● Consignes
1) Relevez dans l'article tous les acteurs énumérés dans la phrase qui commence par « Parmi les entreprises ».
2) Dans l'article, recopiez tout le passage de «Le Règlement général» jusqu'à «plateformes qu'il utilise.» en substituant «messagerie» à «boîte mail».

● Document
Le logo de Google - Kimihiro Hoschino/AFP

L'entrée en vigueur ce vendredi du règlement européen sur la protection des données personnelles contraint toutes les entreprises. Mais certaines vont s'en tirer mieux que d'autres.

Le Règlement général sur les données personnelles est entré en vigueur ce 25 mai. Cette nouvelle loi applicable à tous les acteurs du numérique qui ont une activité en Europe a pour but de procurer au citoyen européen davantage de contrôle sur ses données personnelles. Même si pour le moment, il constate juste l'encombrement de sa boîte mail et le temps que prend la révision de tous les paramètres de confidentialité des sites et plateformes qu'il utilise.

Parmi les entreprises, grandes ou petites, les corporations, les fondateurs de sites, les prestataires, qui de leur côté ont dû se plier à un gros travail de mise en conformité ces dernières années, certaines vont en ressortir plutôt gagnantes, et d'autres vraiment perdantes. Tableau des résultats.

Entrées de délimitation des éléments
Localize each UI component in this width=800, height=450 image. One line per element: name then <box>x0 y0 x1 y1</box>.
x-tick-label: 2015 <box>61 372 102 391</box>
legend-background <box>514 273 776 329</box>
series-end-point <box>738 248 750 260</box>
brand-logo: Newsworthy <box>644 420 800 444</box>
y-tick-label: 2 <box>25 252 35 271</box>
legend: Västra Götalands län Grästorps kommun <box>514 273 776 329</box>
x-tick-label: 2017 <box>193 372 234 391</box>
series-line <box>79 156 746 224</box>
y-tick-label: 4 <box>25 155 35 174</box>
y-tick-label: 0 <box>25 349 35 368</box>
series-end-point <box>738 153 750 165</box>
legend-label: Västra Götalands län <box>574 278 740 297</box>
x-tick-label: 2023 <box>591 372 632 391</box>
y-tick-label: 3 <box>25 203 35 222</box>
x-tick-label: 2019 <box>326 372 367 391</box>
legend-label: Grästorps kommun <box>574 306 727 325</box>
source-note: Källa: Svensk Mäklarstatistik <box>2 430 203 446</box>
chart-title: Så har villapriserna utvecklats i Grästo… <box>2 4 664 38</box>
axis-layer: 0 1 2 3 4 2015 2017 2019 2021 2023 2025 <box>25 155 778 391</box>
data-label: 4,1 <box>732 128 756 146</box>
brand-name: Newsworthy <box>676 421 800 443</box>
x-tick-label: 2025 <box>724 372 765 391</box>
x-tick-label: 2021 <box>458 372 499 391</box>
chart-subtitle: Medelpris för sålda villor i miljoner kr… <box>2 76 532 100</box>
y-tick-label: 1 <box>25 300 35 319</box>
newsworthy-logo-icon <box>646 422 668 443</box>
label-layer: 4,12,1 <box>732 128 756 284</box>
--
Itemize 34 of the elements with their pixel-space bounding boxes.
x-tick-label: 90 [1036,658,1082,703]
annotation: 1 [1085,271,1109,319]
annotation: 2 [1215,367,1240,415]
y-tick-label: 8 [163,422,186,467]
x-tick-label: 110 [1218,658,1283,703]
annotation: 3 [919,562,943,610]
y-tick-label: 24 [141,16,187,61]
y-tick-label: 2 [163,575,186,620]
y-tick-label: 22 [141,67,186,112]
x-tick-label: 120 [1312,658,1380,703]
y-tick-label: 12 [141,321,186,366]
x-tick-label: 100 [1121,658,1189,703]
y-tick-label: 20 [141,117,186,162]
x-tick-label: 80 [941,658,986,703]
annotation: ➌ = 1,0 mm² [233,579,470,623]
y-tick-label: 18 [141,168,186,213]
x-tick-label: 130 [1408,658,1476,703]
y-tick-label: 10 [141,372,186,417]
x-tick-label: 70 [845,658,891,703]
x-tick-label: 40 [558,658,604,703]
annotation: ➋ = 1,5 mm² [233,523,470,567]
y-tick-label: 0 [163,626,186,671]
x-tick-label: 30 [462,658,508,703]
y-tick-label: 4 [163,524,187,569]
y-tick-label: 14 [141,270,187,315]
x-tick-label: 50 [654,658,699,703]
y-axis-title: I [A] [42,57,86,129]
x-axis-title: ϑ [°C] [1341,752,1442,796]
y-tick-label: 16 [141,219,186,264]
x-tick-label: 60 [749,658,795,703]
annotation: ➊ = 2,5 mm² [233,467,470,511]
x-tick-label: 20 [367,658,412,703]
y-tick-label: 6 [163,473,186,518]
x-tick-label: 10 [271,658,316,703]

● Réponses dans l'ordre
1)
- les entreprises, grandes ou petites
- les corporations
- les fondateurs de sites
- les prestataires

2)
Le Règlement général sur les données personnelles est entré en vigueur ce 25 mai. Cette nouvelle loi applicable à tous les acteurs du numérique qui ont une activité en Europe a pour but de procurer au citoyen européen davantage de contrôle sur ses données personnelles. Même si pour le moment, il constate juste l'encombrement de sa messagerie et le temps que prend la révision de tous les paramètres de confidentialité des sites et plateformes qu'il utilise.